■ **The exercise**
Copy each line below that contains "neutrality".
***** Data to use
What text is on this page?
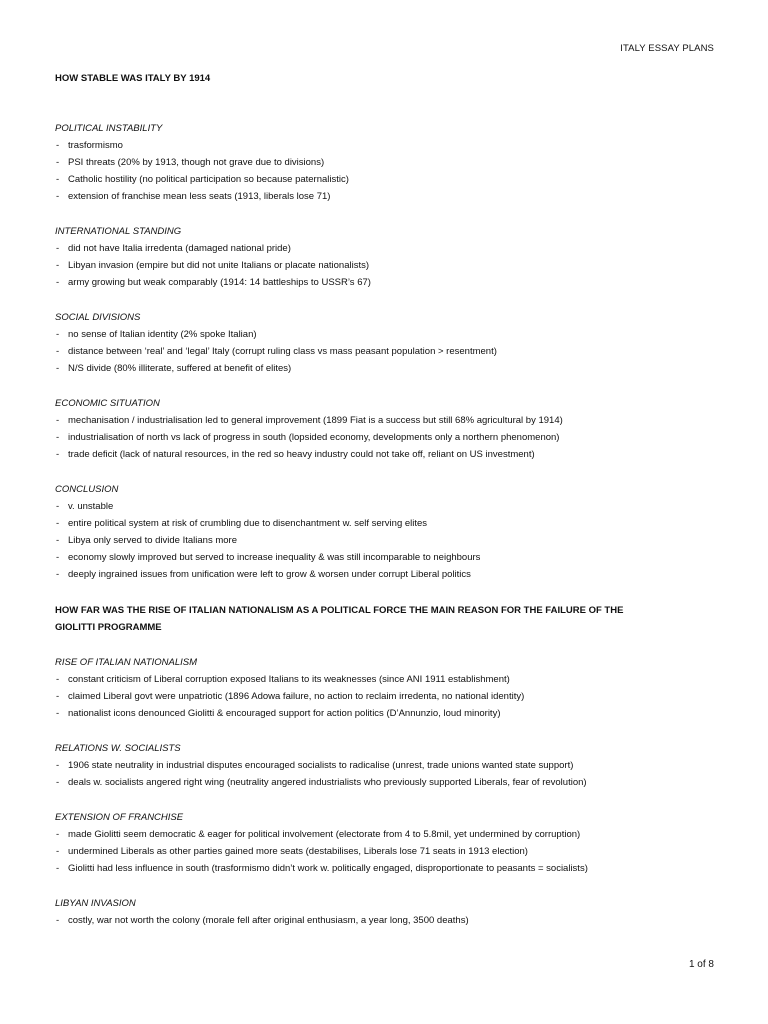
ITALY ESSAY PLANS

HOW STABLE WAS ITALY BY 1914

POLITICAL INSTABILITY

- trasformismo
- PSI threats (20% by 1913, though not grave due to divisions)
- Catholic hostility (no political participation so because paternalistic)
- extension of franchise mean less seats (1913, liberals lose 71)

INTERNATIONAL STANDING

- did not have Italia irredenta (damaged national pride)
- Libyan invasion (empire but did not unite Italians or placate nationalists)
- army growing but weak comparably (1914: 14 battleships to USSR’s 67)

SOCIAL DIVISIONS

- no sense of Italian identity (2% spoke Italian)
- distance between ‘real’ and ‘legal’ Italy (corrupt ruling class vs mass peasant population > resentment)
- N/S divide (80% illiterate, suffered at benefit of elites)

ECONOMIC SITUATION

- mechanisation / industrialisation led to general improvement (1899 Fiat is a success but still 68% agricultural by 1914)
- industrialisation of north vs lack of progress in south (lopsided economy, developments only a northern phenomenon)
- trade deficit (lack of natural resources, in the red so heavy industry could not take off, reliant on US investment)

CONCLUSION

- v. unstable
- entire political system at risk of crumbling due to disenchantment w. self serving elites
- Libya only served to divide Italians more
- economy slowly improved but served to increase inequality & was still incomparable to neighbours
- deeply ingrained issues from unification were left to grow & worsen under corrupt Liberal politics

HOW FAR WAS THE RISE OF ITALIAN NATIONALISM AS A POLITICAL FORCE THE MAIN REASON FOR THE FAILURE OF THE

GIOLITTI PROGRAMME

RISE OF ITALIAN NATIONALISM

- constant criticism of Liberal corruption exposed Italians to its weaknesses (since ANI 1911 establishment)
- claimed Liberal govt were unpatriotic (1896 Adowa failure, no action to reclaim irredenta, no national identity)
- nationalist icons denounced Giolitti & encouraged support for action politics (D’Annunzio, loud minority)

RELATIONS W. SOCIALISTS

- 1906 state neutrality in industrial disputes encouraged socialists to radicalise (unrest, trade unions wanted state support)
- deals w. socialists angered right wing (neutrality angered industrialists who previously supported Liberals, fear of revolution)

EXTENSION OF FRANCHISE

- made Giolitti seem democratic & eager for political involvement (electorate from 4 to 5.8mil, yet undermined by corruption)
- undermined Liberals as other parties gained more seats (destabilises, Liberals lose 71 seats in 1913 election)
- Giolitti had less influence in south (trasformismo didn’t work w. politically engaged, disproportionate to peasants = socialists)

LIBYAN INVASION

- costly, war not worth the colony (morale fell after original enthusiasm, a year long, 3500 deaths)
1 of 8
**********
***** Data to use
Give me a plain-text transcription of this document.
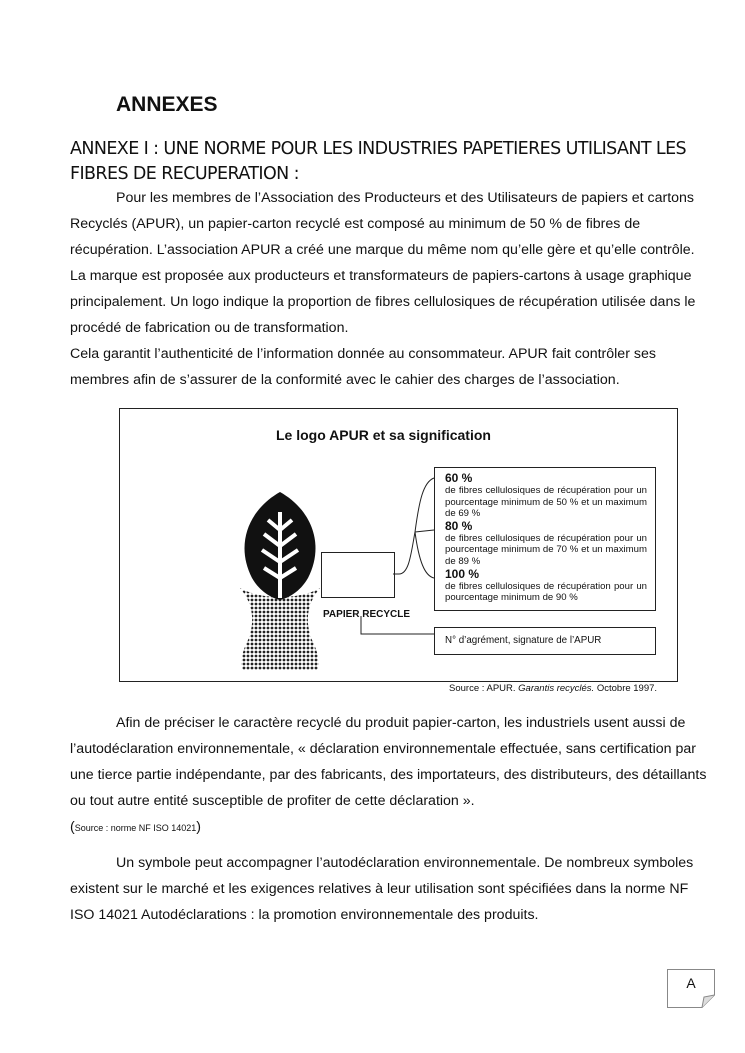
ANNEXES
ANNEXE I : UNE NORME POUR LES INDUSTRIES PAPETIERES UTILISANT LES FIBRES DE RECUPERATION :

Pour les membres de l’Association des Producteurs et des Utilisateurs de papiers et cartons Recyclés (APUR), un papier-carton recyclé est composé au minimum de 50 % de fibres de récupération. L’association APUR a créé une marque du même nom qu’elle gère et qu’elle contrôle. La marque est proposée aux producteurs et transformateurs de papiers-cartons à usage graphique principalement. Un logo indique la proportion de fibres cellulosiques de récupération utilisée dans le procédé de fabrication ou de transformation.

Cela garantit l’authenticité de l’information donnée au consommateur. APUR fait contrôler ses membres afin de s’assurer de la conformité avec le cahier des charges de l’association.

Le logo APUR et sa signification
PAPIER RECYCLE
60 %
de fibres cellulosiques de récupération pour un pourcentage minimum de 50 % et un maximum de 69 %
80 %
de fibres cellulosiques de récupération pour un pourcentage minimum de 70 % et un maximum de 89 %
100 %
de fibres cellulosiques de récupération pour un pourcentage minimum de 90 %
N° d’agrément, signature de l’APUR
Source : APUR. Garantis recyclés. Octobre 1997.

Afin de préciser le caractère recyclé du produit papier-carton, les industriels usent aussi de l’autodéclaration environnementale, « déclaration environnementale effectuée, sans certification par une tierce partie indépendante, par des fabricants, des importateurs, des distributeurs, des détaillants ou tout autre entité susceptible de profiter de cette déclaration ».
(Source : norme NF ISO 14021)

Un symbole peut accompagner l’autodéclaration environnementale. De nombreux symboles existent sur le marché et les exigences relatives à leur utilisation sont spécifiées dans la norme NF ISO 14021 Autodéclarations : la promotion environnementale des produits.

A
**********
■ **Output of the task**
- 1906 state neutrality in industrial disputes encouraged socialists to radicalise (unrest, trade unions wanted state support)
- deals w. socialists angered right wing (neutrality angered industrialists who previously supported Liberals, fear of revolution)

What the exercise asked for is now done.